▶ _Stated goal_: Give back exactly the lines running from the line with "Read this page and output its text content." to the end of the entries, and only those lines.

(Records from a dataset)
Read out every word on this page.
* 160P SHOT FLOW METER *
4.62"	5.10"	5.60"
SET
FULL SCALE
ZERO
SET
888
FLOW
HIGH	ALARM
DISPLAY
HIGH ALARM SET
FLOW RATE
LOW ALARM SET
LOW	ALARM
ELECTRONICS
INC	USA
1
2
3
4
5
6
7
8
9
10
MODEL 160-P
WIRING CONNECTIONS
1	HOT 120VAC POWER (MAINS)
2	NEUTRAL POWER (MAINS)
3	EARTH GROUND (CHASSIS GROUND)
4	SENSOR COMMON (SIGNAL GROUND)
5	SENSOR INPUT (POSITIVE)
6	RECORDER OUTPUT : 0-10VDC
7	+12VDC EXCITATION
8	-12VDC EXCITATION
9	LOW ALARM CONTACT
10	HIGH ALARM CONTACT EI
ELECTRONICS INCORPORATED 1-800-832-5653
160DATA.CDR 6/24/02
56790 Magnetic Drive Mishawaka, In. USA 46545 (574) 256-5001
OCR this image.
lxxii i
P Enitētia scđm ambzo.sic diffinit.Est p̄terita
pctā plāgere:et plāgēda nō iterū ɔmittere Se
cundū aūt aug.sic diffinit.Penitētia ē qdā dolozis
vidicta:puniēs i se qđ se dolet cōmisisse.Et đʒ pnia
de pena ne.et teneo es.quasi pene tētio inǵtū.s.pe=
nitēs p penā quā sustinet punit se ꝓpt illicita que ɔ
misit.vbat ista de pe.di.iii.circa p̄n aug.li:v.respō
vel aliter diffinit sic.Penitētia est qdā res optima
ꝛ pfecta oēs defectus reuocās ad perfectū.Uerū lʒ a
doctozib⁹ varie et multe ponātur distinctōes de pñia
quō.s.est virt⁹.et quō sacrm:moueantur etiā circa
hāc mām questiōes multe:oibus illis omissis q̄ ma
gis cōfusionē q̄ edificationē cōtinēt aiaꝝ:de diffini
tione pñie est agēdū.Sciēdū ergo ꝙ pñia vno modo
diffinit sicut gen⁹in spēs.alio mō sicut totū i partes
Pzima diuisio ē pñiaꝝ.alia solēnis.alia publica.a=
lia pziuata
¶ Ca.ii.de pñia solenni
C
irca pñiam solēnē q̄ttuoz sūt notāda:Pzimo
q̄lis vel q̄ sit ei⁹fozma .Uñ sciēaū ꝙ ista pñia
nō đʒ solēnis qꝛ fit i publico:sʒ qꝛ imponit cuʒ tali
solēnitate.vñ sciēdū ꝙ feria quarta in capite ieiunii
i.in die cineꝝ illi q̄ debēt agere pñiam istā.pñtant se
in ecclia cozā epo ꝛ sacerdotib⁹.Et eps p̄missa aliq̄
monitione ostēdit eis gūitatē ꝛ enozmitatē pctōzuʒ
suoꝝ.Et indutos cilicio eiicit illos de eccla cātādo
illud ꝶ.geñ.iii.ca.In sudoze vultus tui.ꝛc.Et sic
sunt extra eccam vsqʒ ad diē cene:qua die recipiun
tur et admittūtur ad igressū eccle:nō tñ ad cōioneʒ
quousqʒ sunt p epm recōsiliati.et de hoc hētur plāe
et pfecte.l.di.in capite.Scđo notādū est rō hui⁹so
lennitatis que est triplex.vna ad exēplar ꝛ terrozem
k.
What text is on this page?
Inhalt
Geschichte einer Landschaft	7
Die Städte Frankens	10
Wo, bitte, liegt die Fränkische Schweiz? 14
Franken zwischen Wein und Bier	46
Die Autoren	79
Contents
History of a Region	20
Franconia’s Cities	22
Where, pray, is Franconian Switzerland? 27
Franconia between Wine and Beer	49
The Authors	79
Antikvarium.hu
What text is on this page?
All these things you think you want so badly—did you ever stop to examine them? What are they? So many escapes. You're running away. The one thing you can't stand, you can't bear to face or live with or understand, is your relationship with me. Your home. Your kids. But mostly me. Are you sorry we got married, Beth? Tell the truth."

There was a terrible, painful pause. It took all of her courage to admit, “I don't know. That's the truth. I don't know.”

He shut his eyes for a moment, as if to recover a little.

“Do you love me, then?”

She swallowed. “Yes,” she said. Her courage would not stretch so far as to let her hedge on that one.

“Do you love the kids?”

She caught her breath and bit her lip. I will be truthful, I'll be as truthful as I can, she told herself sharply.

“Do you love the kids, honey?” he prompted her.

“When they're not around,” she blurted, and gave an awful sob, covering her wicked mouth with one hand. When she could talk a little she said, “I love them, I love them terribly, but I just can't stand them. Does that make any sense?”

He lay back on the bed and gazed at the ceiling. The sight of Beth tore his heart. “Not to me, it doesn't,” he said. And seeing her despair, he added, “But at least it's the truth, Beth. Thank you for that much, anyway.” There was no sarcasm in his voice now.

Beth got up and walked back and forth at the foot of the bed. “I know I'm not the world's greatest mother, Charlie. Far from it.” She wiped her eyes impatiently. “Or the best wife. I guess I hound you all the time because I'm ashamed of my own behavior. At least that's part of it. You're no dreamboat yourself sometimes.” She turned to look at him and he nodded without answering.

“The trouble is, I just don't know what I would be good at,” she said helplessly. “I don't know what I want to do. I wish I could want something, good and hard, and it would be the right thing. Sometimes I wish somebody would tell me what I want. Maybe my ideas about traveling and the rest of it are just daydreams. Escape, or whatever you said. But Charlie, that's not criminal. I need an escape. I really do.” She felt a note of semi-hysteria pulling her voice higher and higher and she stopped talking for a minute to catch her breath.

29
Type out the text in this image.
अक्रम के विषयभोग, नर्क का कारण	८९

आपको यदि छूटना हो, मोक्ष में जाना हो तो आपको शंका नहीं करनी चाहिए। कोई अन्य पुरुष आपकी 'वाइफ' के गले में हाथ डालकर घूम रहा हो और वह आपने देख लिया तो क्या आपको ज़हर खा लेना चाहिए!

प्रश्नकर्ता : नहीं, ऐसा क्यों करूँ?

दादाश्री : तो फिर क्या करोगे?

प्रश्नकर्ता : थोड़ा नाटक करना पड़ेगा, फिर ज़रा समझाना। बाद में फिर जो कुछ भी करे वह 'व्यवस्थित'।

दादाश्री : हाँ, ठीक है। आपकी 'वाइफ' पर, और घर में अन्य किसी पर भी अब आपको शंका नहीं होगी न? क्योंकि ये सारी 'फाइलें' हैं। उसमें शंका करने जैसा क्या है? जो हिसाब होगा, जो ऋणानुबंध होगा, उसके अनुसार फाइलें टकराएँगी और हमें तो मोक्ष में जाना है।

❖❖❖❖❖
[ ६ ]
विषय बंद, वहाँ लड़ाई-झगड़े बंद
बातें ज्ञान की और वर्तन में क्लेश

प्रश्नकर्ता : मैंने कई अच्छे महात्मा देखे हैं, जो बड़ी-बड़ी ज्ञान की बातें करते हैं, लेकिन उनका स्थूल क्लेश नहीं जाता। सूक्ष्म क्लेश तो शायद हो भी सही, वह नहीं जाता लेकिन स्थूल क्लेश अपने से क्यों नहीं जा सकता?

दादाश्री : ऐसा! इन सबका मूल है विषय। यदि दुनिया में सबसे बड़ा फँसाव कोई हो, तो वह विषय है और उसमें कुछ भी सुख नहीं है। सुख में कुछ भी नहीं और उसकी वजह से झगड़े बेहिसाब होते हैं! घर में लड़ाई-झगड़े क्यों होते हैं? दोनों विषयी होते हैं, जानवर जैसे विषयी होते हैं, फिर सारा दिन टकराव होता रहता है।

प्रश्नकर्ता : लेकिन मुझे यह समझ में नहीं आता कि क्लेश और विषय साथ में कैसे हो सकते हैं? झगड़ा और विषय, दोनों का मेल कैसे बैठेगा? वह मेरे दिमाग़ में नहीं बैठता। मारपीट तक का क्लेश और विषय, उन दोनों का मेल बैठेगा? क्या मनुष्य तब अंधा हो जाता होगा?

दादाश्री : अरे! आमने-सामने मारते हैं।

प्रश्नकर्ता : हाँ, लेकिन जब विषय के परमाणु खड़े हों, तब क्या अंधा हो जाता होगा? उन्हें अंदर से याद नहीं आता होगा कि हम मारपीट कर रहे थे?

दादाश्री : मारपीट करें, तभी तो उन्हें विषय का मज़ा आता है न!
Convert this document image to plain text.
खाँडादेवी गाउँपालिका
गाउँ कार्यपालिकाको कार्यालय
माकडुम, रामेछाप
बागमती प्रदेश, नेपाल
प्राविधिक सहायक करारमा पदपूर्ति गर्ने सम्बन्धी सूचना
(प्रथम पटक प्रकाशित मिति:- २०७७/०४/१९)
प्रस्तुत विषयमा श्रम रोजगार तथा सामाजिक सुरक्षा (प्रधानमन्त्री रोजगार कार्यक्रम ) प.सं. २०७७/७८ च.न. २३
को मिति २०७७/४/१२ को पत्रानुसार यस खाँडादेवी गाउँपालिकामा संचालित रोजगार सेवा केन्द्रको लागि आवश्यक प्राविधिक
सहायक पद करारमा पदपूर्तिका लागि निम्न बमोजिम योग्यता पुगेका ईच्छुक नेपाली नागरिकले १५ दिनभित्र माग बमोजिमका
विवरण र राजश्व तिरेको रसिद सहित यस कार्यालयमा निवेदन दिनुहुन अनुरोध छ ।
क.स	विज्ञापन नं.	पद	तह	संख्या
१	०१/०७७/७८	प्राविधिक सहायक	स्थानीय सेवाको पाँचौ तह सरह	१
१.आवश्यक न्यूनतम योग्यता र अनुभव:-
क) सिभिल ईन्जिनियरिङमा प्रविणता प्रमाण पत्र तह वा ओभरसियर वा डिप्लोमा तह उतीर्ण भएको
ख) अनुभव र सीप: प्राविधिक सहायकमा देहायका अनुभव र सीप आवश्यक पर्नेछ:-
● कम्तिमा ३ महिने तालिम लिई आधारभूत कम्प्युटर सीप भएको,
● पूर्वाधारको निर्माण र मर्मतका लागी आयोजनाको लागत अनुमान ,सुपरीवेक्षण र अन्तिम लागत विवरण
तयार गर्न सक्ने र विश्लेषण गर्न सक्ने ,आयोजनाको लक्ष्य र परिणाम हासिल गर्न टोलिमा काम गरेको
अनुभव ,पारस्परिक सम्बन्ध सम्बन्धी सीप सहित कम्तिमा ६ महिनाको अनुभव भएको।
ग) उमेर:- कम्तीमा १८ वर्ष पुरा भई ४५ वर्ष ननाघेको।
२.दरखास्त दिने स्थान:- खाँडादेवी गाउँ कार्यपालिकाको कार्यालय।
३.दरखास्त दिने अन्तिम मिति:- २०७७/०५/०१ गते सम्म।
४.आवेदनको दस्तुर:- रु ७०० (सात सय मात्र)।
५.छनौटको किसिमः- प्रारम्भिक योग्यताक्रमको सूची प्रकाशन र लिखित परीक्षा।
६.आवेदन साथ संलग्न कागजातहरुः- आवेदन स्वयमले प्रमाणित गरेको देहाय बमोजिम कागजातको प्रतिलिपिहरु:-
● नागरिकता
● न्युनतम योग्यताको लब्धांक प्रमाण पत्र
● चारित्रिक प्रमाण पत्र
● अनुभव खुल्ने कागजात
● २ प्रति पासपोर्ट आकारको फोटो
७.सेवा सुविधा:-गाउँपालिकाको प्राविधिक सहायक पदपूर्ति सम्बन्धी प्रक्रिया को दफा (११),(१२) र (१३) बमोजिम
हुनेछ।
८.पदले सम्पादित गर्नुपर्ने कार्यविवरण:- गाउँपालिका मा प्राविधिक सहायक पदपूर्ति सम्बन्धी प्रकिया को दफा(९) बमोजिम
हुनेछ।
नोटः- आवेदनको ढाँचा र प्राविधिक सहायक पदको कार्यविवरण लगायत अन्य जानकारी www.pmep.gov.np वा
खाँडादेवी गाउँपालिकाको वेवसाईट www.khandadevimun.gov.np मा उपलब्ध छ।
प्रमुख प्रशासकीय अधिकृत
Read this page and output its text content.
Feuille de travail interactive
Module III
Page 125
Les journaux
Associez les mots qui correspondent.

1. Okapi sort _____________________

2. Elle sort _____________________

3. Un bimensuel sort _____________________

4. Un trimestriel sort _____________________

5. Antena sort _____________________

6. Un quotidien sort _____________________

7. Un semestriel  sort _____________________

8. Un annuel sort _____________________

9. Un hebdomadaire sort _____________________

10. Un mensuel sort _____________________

▶ _Exercise answer_:
Read this page and output its text content.
Feuille de travail interactive
Module III
Page 125
Les journaux
Associez les mots qui correspondent.

1. Okapi sort _____________________

2. Elle sort _____________________

3. Un bimensuel sort _____________________

4. Un trimestriel sort _____________________

5. Antena sort _____________________

6. Un quotidien sort _____________________

7. Un semestriel  sort _____________________

8. Un annuel sort _____________________

9. Un hebdomadaire sort _____________________

10. Un mensuel sort _____________________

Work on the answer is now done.